Records for this task:
* START *

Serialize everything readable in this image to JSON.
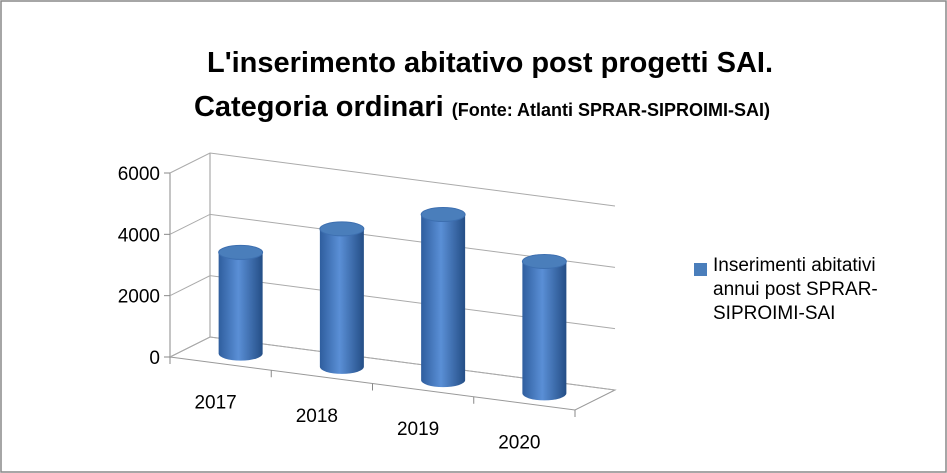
{
  "chart_data": {
    "type": "bar3d",
    "title": "L'inserimento abitativo post progetti SAI.",
    "title_line2": "Categoria ordinari",
    "subtitle": "(Fonte: Atlanti SPRAR-SIPROIMI-SAI)",
    "categories": [
      "2017",
      "2018",
      "2019",
      "2020"
    ],
    "series": [
      {
        "name": "Inserimenti abitativi annui post SPRAR-SIPROIMI-SAI",
        "color": "#4a7ebb",
        "values": [
          3300,
          4500,
          5400,
          4300
        ]
      }
    ],
    "ylim": [
      0,
      6000
    ],
    "yticks": [
      0,
      2000,
      4000,
      6000
    ],
    "grid": true,
    "legend": "right"
  }
}
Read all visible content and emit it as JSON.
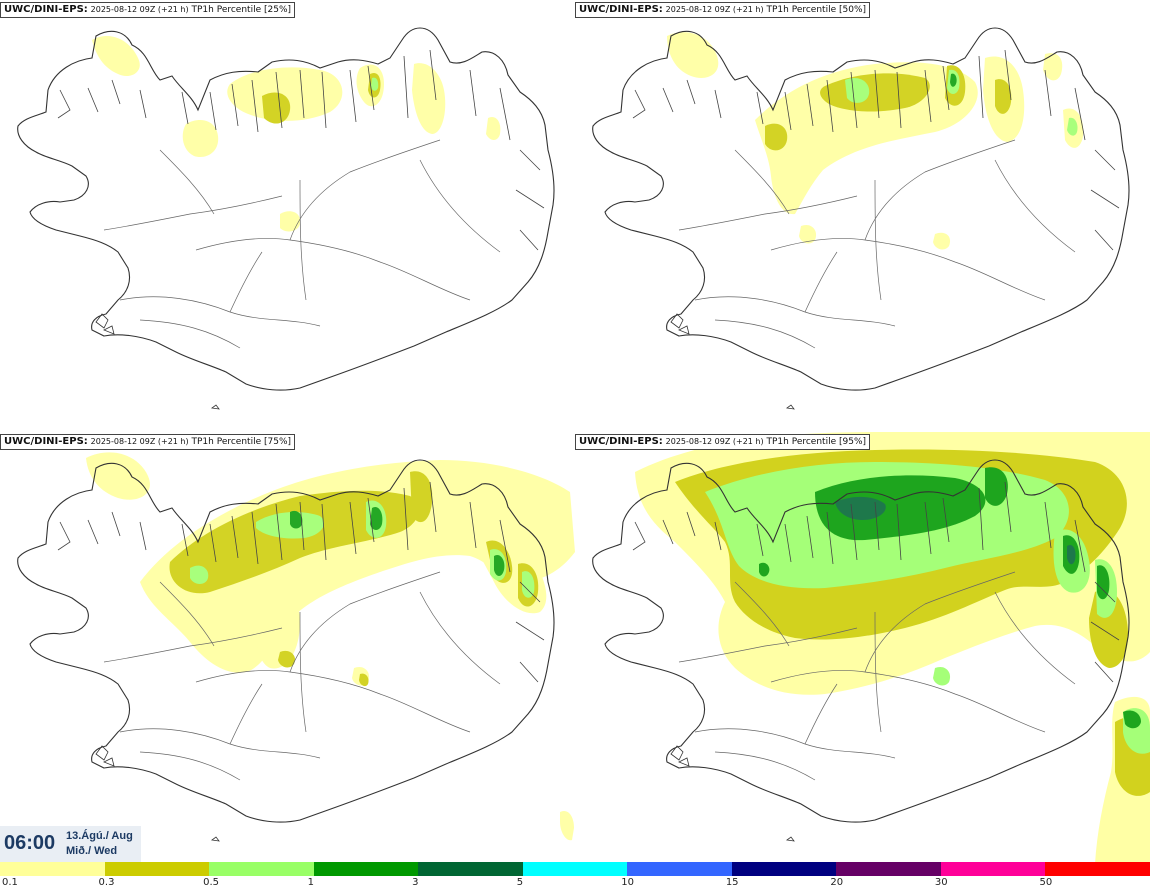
{
  "panels": [
    {
      "model": "UWC/DINI-EPS",
      "run": "2025-08-12 09Z (+21 h)",
      "variable": "TP1h Percentile [25%]"
    },
    {
      "model": "UWC/DINI-EPS",
      "run": "2025-08-12 09Z (+21 h)",
      "variable": "TP1h Percentile [50%]"
    },
    {
      "model": "UWC/DINI-EPS",
      "run": "2025-08-12 09Z (+21 h)",
      "variable": "TP1h Percentile [75%]"
    },
    {
      "model": "UWC/DINI-EPS",
      "run": "2025-08-12 09Z (+21 h)",
      "variable": "TP1h Percentile [95%]"
    }
  ],
  "valid_time": {
    "clock": "06:00",
    "date_line1": "13.Ágú./ Aug",
    "date_line2": "Mið./ Wed"
  },
  "legend": {
    "colors": [
      "#ffff99",
      "#cccc00",
      "#99ff66",
      "#009900",
      "#006633",
      "#00ffff",
      "#3366ff",
      "#000080",
      "#660066",
      "#ff0099",
      "#ff0000"
    ],
    "labels": [
      "0.1",
      "0.3",
      "0.5",
      "1",
      "3",
      "5",
      "10",
      "15",
      "20",
      "30",
      "50"
    ]
  },
  "map_colors": {
    "coast": "#333333",
    "roads": "#555555"
  }
}
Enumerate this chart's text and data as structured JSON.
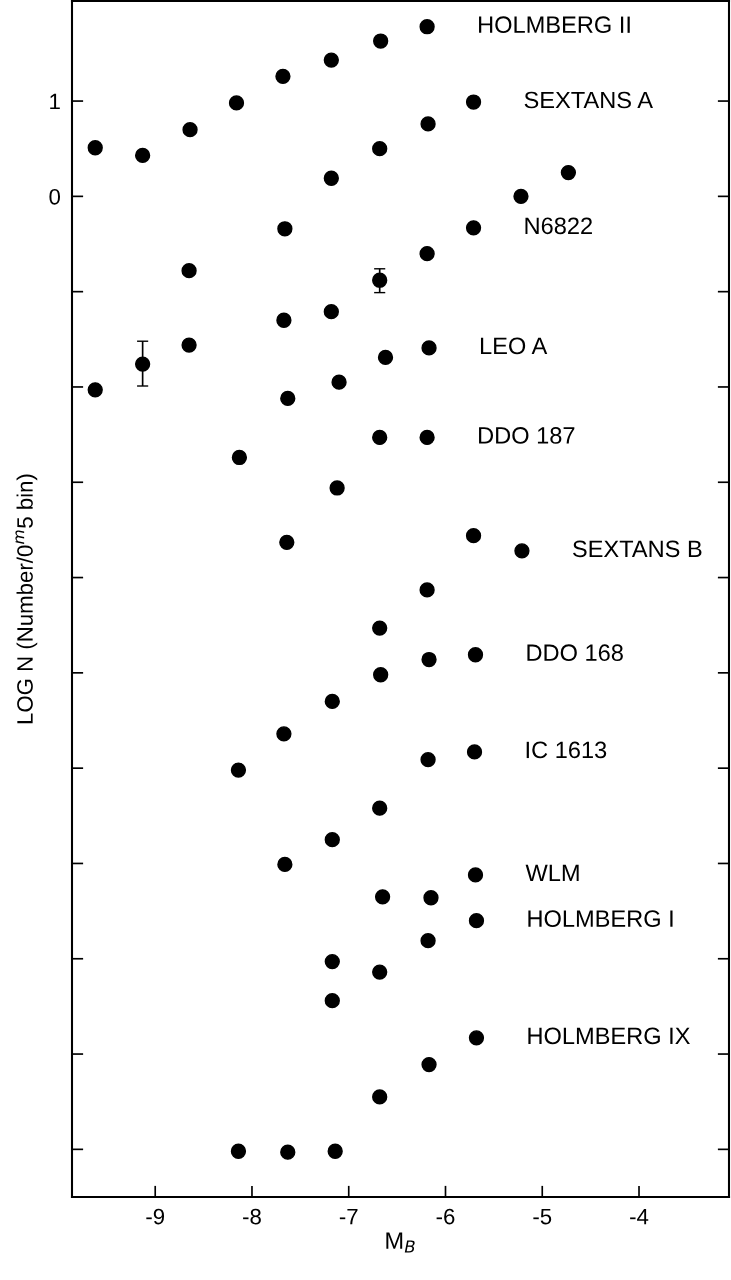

* END *

Problem statement: What is the number of lines in the listing above that contain the string "SPRAR"? Give only the number.

Result for this task: 2